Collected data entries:
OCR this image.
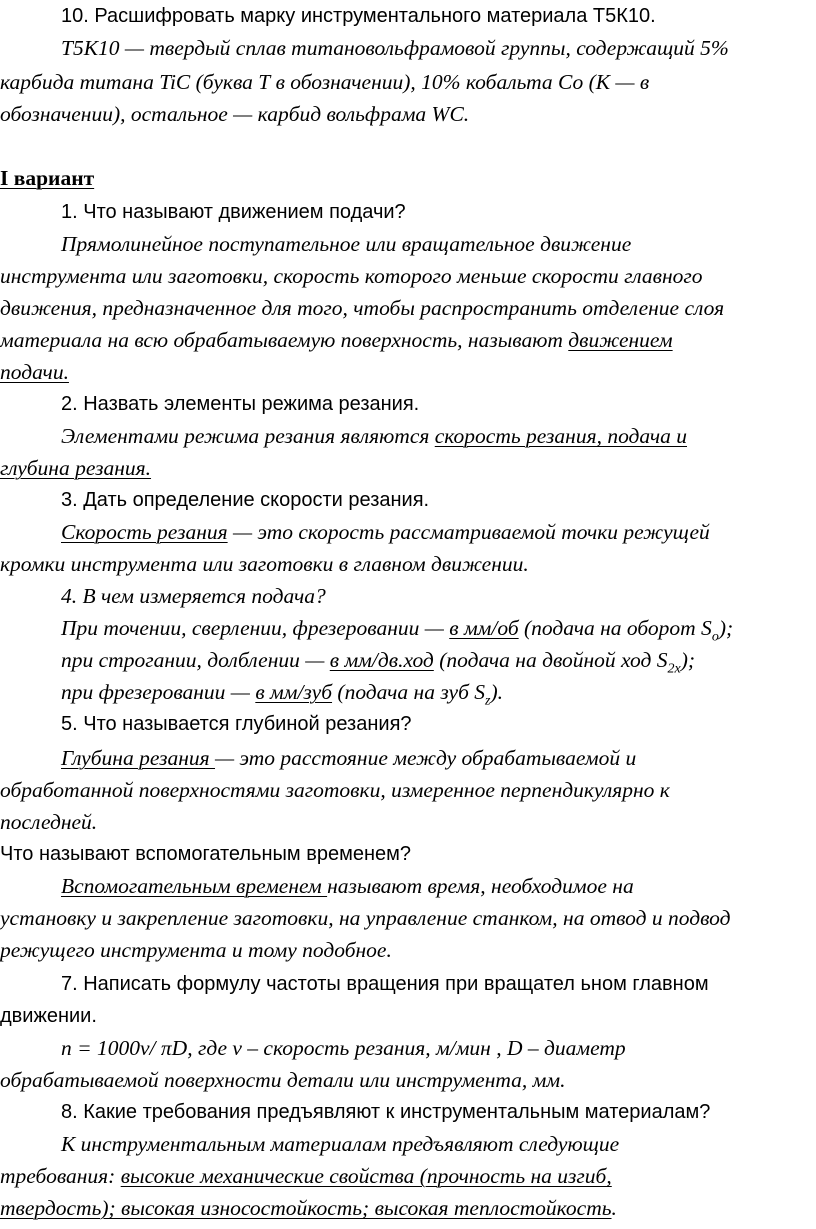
10. Расшифровать марку инструментального материала Т5К10.
Т5К10 — твердый сплав титановольфрамовой группы, содержащий 5%
карбида титана TiC (буква Т в обозначении), 10% кобальта Со (К — в
обозначении), остальное — карбид вольфрама WC.
I вариант
1. Что называют движением подачи?
Прямолинейное поступательное или вращательное движение
инструмента или заготовки, скорость которого меньше скорости главного
движения, предназначенное для того, чтобы распространить отделение слоя
материала на всю обрабатываемую поверхность, называют движением
подачи.
2. Назвать элементы режима резания.
Элементами режима резания являются скорость резания, подача и
глубина резания.
3. Дать определение скорости резания.
Скорость резания — это скорость рассматриваемой точки режущей
кромки инструмента или заготовки в главном движении.
4. В чем измеряется подача?
При точении, сверлении, фрезеровании — в мм/об (подача на оборот $S_о$);
при строгании, долблении — в мм/дв.ход (подача на двойной ход $S_{2х}$);
при фрезеровании — в мм/зуб (подача на зуб $S_z$).
5. Что называется глубиной резания?
Глубина резания — это расстояние между обрабатываемой и
обработанной поверхностями заготовки, измеренное перпендикулярно к
последней.
Что называют вспомогательным временем?
Вспомогательным временем называют время, необходимое на
установку и закрепление заготовки, на управление станком, на отвод и подвод
режущего инструмента и тому подобное.
7. Написать формулу частоты вращения при вращател ьном главном
движении.
n = 1000v/ πD, где v – скорость резания, м/мин , D – диаметр
обрабатываемой поверхности детали или инструмента, мм.
8. Какие требования предъявляют к инструментальным материалам?
К инструментальным материалам предъявляют следующие
требования: высокие механические свойства (прочность на изгиб,
твердость); высокая износостойкость; высокая теплостойкость.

• [Task brief]:
Tally the lines in these entries that have the string "подача" in them, then answer with the count and nothing else.

• [The reply]:
5